TASK REQUIREMENTS —
Rewrite the lines from the one containing "data-cell xyxy=(575,110,669,142)" down through the one containing "colorbar-band xyxy=(1347,781,1386,785)" as a numbered list, including both ends and leaving out blank lines.

Layout region records —
+ + +
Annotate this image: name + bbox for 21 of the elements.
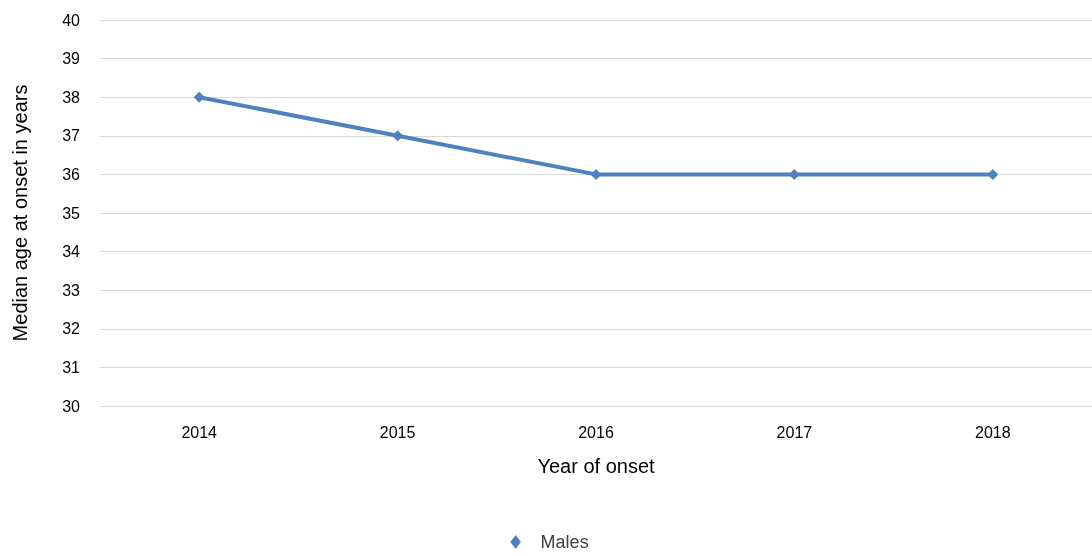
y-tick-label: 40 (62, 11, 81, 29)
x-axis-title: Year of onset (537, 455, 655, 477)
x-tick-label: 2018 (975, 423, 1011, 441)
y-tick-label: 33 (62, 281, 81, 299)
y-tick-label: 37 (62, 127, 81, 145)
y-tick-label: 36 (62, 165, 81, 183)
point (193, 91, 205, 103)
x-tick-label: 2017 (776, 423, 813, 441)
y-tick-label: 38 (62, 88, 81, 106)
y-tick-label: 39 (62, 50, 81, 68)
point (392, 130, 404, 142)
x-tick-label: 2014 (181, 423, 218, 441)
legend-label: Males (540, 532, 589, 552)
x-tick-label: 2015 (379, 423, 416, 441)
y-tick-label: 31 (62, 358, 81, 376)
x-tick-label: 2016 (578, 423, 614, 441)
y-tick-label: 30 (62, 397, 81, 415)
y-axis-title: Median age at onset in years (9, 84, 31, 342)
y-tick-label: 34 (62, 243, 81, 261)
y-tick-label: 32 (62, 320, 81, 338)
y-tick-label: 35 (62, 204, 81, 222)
+ + +
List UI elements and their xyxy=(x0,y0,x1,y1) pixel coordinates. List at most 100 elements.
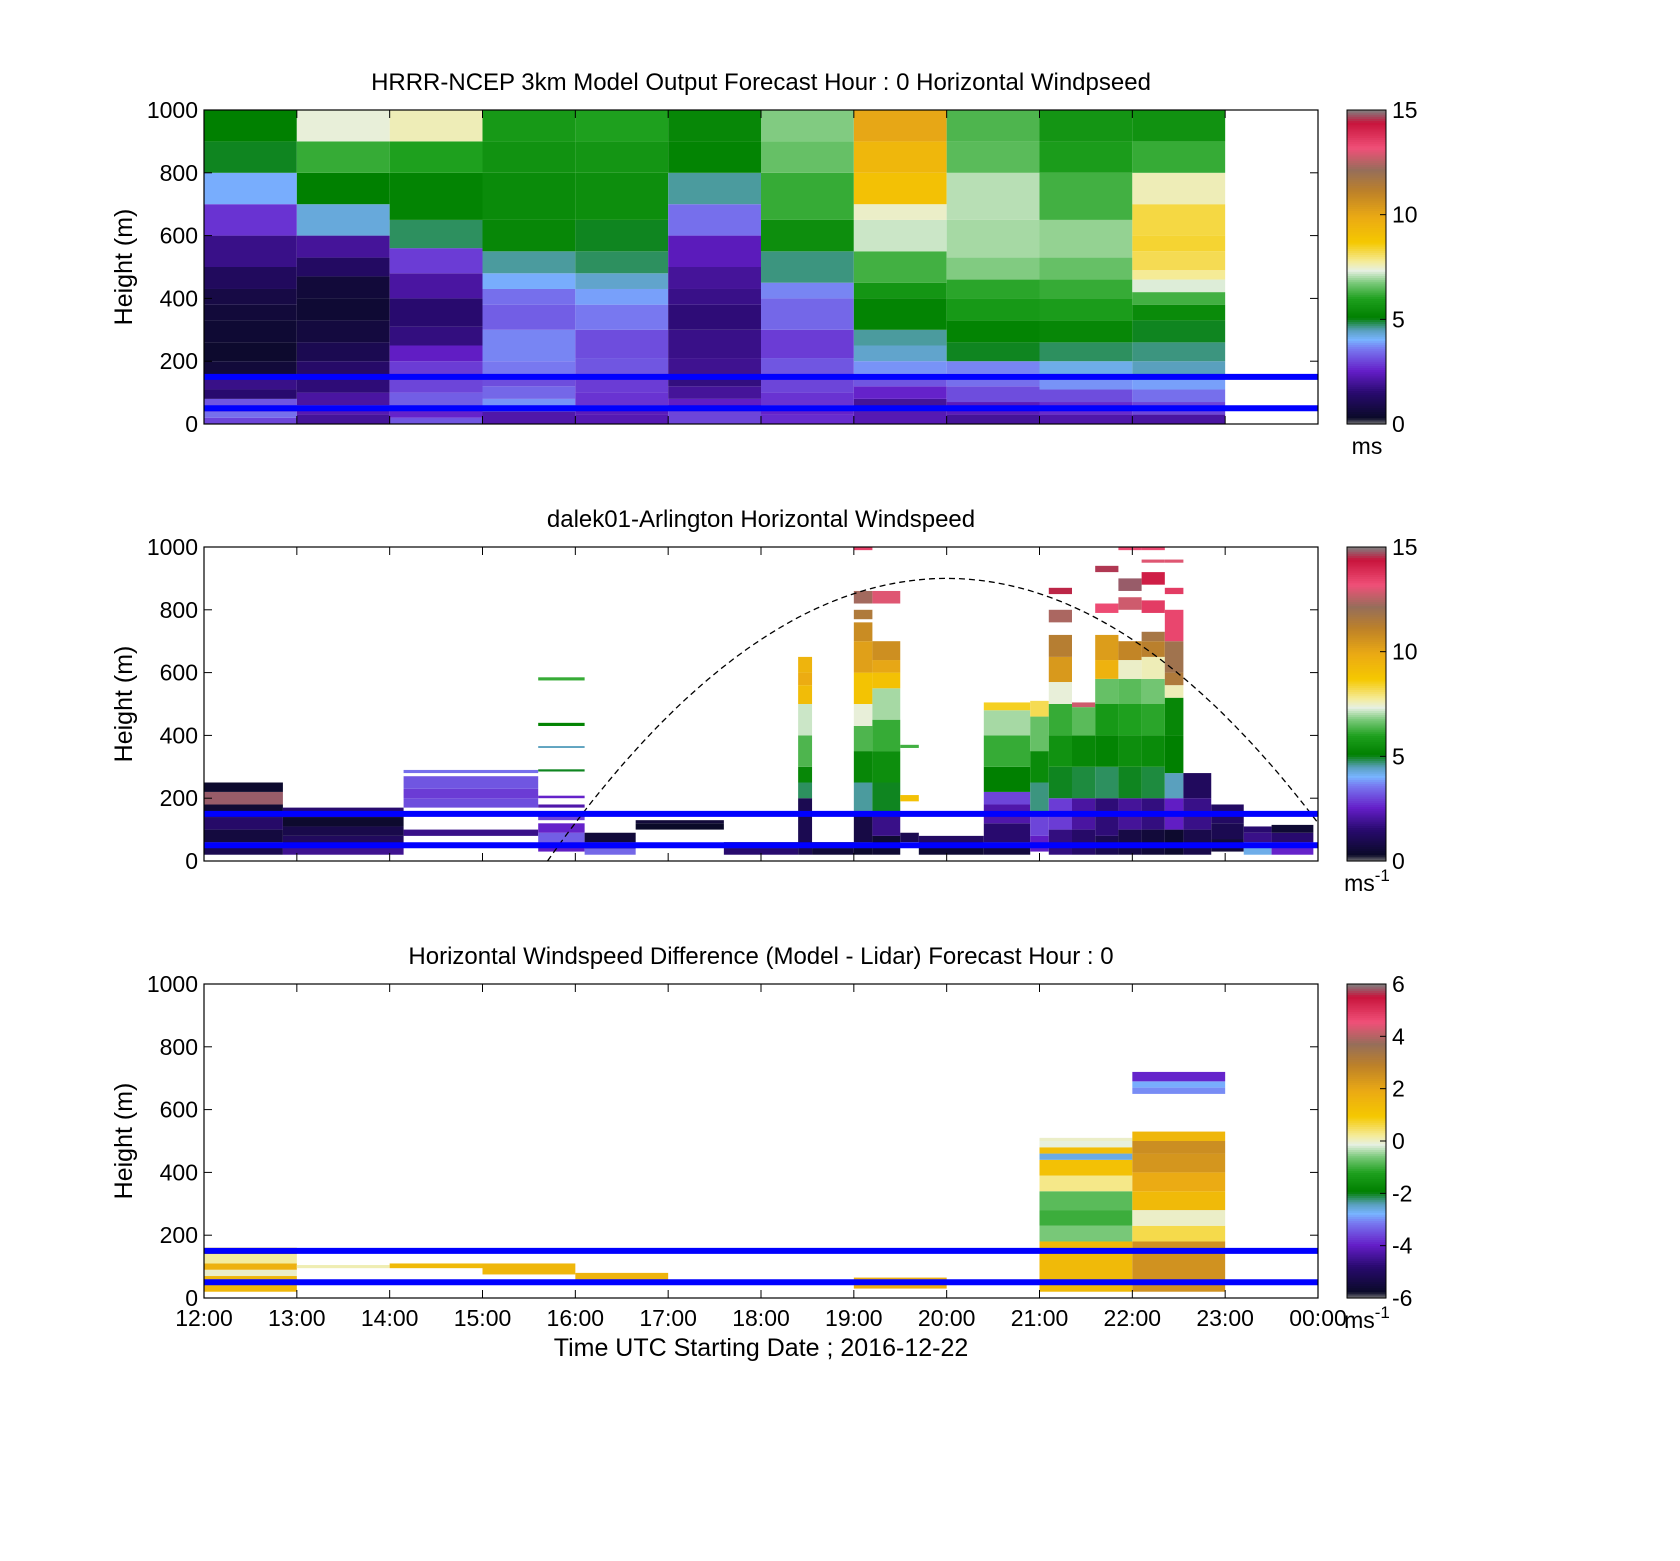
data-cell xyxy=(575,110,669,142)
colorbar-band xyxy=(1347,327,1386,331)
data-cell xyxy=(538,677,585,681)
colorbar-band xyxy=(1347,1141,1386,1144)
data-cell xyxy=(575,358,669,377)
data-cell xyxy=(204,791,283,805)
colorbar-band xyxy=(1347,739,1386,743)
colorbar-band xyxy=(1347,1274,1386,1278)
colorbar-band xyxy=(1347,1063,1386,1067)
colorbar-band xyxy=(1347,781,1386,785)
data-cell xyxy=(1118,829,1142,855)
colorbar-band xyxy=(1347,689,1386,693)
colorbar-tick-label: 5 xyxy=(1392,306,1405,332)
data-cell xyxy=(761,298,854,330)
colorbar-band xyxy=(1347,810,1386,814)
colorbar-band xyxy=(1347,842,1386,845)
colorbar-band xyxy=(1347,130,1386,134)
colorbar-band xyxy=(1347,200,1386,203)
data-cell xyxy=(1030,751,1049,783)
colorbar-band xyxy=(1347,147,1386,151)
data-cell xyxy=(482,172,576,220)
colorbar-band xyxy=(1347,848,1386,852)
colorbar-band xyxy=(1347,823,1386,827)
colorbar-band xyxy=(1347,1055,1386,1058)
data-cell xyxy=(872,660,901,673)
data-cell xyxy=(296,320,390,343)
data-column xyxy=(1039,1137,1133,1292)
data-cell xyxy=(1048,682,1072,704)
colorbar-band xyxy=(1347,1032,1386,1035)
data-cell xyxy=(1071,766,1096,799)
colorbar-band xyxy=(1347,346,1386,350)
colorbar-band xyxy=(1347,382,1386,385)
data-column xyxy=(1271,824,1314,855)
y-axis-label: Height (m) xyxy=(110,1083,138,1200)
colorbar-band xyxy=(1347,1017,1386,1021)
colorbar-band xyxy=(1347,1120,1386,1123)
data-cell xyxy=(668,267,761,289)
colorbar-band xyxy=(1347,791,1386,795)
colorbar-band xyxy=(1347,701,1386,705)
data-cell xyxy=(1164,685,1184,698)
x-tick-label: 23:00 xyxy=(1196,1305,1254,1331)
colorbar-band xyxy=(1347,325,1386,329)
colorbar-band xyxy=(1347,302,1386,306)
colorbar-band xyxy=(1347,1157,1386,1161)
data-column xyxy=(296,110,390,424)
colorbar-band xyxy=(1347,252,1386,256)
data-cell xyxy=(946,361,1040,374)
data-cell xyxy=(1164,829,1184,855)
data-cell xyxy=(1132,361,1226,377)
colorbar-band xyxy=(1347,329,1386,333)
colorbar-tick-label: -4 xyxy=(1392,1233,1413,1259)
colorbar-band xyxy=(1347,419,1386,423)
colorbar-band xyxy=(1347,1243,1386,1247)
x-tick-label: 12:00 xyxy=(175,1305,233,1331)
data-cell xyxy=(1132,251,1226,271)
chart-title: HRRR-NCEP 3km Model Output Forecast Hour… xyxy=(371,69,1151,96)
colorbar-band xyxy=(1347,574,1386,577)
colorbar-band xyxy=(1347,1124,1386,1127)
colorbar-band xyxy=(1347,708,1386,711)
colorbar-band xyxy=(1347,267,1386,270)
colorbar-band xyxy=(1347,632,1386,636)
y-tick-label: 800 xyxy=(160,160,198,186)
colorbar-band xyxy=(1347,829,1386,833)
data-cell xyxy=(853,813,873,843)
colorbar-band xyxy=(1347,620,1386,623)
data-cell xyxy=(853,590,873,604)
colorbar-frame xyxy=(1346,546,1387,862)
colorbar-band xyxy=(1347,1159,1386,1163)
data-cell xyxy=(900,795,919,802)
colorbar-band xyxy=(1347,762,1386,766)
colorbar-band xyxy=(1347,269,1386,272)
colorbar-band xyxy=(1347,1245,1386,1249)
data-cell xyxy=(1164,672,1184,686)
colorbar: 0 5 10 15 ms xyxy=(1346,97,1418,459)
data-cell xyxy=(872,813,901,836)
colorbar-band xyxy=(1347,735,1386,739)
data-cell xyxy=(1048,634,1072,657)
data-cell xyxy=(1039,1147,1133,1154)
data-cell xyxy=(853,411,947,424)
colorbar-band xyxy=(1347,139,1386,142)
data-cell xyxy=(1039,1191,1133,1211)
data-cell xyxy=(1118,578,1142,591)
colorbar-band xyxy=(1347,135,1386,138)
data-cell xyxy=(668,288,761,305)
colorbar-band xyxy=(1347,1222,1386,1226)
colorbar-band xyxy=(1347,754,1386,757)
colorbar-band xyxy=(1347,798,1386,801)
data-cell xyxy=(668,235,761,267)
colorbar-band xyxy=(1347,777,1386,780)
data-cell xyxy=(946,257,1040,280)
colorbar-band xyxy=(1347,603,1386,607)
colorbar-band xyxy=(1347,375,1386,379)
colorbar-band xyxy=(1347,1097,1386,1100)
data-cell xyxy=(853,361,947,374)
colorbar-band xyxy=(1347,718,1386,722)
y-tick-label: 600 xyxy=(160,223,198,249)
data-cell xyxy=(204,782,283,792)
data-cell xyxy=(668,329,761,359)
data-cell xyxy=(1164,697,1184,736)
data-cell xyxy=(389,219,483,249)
+ + +
WRITTEN ANSWER —
1. data-cell xyxy=(575,110,669,142)
2. colorbar-band xyxy=(1347,327,1386,331)
3. data-cell xyxy=(538,677,585,681)
4. colorbar-band xyxy=(1347,1141,1386,1144)
5. data-cell xyxy=(575,358,669,377)
6. data-cell xyxy=(204,791,283,805)
7. colorbar-band xyxy=(1347,739,1386,743)
8. colorbar-band xyxy=(1347,1274,1386,1278)
9. colorbar-band xyxy=(1347,1063,1386,1067)
10. colorbar-band xyxy=(1347,781,1386,785)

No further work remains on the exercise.